**The request**: Return all lines with the word "карсту" in them.

**Data records**:
---------------

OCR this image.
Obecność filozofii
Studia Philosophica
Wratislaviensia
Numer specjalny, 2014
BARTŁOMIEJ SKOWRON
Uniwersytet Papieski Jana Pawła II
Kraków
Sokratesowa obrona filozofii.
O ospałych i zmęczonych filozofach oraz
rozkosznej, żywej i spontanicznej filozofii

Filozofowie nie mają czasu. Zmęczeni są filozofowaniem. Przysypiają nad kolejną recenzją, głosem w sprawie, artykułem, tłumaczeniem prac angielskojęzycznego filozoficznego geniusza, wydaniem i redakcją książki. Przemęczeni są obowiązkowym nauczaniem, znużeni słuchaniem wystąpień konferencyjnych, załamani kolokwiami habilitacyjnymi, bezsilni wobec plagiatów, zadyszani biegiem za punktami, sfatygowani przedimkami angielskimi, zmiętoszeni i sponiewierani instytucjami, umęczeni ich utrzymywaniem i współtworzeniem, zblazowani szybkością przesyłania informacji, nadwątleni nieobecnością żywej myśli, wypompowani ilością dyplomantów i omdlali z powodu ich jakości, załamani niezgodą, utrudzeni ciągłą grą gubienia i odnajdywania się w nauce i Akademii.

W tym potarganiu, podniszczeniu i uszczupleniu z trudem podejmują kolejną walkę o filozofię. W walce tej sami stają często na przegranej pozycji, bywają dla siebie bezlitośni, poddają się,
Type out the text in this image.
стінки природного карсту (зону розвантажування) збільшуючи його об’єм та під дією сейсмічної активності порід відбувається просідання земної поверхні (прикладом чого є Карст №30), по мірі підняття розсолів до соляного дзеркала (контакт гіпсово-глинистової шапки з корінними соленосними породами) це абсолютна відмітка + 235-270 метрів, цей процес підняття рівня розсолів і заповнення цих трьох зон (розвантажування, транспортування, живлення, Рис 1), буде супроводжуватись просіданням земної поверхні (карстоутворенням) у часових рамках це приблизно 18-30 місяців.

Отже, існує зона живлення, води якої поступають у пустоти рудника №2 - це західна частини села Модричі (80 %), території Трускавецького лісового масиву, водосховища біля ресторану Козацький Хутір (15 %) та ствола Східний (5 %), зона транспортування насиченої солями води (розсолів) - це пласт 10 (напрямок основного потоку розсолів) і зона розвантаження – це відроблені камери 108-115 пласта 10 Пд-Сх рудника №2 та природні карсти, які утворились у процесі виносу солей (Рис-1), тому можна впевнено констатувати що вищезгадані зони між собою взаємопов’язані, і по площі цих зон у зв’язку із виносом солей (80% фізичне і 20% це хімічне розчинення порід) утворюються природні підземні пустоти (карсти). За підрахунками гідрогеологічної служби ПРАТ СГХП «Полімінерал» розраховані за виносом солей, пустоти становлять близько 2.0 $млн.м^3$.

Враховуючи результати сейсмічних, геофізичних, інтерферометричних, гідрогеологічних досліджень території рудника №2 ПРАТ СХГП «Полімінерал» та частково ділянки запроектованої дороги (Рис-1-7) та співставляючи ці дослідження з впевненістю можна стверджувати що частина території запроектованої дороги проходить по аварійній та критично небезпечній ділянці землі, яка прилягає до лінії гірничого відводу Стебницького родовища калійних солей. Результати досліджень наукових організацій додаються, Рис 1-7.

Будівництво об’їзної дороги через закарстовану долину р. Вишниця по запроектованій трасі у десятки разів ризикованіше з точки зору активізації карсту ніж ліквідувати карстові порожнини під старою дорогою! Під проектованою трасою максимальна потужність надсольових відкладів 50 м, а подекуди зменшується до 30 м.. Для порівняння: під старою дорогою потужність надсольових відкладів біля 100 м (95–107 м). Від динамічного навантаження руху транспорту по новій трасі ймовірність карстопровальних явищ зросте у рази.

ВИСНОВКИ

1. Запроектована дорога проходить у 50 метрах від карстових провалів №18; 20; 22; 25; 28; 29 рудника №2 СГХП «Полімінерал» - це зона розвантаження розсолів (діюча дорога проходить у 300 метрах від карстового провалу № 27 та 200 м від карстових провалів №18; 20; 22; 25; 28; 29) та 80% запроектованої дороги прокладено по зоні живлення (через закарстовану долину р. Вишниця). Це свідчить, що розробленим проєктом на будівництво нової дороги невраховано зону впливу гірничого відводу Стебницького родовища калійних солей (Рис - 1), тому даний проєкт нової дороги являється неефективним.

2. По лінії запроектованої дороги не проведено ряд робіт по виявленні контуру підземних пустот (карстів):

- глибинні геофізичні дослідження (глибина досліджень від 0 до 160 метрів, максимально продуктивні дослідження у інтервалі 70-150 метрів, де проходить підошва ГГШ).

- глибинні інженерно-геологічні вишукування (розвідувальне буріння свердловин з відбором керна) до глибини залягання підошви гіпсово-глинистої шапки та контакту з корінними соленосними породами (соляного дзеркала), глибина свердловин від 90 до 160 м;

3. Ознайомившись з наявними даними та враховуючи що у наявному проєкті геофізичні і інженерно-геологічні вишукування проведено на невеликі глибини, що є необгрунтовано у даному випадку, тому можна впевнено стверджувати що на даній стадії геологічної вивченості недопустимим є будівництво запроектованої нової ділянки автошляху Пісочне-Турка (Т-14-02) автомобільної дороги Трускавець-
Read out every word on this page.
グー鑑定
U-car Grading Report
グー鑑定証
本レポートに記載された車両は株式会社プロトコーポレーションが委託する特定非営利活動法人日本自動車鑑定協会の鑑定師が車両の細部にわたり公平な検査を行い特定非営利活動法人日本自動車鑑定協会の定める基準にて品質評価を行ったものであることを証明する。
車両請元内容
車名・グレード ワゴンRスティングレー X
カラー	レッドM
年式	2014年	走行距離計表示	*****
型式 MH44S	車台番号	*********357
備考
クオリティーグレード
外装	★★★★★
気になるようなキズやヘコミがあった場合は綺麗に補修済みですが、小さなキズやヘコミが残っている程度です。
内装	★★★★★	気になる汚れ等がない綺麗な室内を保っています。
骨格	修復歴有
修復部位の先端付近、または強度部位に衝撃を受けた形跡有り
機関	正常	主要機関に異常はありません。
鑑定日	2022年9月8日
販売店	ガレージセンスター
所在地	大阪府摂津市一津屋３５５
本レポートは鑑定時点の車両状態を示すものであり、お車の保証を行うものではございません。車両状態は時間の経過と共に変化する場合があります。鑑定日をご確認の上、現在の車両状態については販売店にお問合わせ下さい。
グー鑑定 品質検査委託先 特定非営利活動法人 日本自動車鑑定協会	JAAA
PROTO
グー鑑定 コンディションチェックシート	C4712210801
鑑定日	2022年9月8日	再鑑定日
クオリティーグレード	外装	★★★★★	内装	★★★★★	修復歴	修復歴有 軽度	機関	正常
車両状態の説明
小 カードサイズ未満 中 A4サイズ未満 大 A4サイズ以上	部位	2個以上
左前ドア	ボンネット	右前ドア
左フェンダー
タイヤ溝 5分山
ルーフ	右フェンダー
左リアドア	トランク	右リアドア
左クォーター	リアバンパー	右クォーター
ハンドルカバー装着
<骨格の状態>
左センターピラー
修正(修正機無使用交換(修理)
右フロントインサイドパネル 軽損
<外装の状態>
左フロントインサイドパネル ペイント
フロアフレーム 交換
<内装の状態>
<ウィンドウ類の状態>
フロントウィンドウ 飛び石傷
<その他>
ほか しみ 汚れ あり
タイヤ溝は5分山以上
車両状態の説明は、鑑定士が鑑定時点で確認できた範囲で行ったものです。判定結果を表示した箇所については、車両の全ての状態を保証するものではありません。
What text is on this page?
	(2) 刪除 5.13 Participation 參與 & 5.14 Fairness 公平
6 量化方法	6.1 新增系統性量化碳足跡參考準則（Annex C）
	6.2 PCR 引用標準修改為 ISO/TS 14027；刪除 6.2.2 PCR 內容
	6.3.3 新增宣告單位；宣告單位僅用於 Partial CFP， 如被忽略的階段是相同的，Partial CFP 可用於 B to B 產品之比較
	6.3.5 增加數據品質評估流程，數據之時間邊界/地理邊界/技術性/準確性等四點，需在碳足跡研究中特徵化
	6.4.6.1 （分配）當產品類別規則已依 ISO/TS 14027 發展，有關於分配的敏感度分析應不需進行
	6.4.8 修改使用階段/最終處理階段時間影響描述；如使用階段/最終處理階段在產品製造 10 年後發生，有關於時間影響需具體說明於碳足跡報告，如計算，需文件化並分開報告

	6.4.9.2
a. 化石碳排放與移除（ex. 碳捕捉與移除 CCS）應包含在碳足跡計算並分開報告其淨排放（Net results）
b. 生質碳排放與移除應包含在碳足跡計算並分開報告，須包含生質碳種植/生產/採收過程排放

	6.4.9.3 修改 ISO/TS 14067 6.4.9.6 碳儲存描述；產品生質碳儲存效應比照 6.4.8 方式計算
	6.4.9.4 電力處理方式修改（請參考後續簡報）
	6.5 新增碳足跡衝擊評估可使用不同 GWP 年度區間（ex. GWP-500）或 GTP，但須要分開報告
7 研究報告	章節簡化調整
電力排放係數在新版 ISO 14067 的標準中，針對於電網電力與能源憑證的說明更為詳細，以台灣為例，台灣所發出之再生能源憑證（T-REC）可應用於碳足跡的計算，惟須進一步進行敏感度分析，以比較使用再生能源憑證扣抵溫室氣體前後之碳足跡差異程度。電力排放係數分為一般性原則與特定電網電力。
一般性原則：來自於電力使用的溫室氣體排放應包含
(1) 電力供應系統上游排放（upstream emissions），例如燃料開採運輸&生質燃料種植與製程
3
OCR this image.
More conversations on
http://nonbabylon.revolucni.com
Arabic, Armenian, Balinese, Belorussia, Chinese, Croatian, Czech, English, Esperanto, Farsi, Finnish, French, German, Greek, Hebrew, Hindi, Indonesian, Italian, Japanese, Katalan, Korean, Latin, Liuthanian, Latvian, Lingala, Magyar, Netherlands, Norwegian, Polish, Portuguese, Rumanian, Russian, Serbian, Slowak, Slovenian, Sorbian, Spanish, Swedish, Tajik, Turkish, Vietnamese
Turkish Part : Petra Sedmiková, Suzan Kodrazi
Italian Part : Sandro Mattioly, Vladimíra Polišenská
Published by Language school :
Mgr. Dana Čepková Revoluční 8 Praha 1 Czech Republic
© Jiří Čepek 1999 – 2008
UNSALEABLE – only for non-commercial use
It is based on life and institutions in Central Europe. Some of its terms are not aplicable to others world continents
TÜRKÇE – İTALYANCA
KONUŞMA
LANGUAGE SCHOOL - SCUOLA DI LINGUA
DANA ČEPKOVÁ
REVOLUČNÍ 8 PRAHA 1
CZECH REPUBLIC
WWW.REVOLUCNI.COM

---------------

**Task response**:
стінки природного карсту (зону розвантажування) збільшуючи його об’єм та під дією сейсмічної активності порід відбувається просідання земної поверхні (прикладом чого є Карст №30), по мірі підняття розсолів до соляного дзеркала (контакт гіпсово-глинистової шапки з корінними соленосними породами) це абсолютна відмітка + 235-270 метрів, цей процес підняття рівня розсолів і заповнення цих трьох зон (розвантажування, транспортування, живлення, Рис 1), буде супроводжуватись просіданням земної поверхні (карстоутворенням) у часових рамках це приблизно 18-30 місяців.
Будівництво об’їзної дороги через закарстовану долину р. Вишниця по запроектованій трасі у десятки разів ризикованіше з точки зору активізації карсту ніж ліквідувати карстові порожнини під старою дорогою! Під проектованою трасою максимальна потужність надсольових відкладів 50 м, а подекуди зменшується до 30 м.. Для порівняння: під старою дорогою потужність надсольових відкладів біля 100 м (95–107 м). Від динамічного навантаження руху транспорту по новій трасі ймовірність карстопровальних явищ зросте у рази.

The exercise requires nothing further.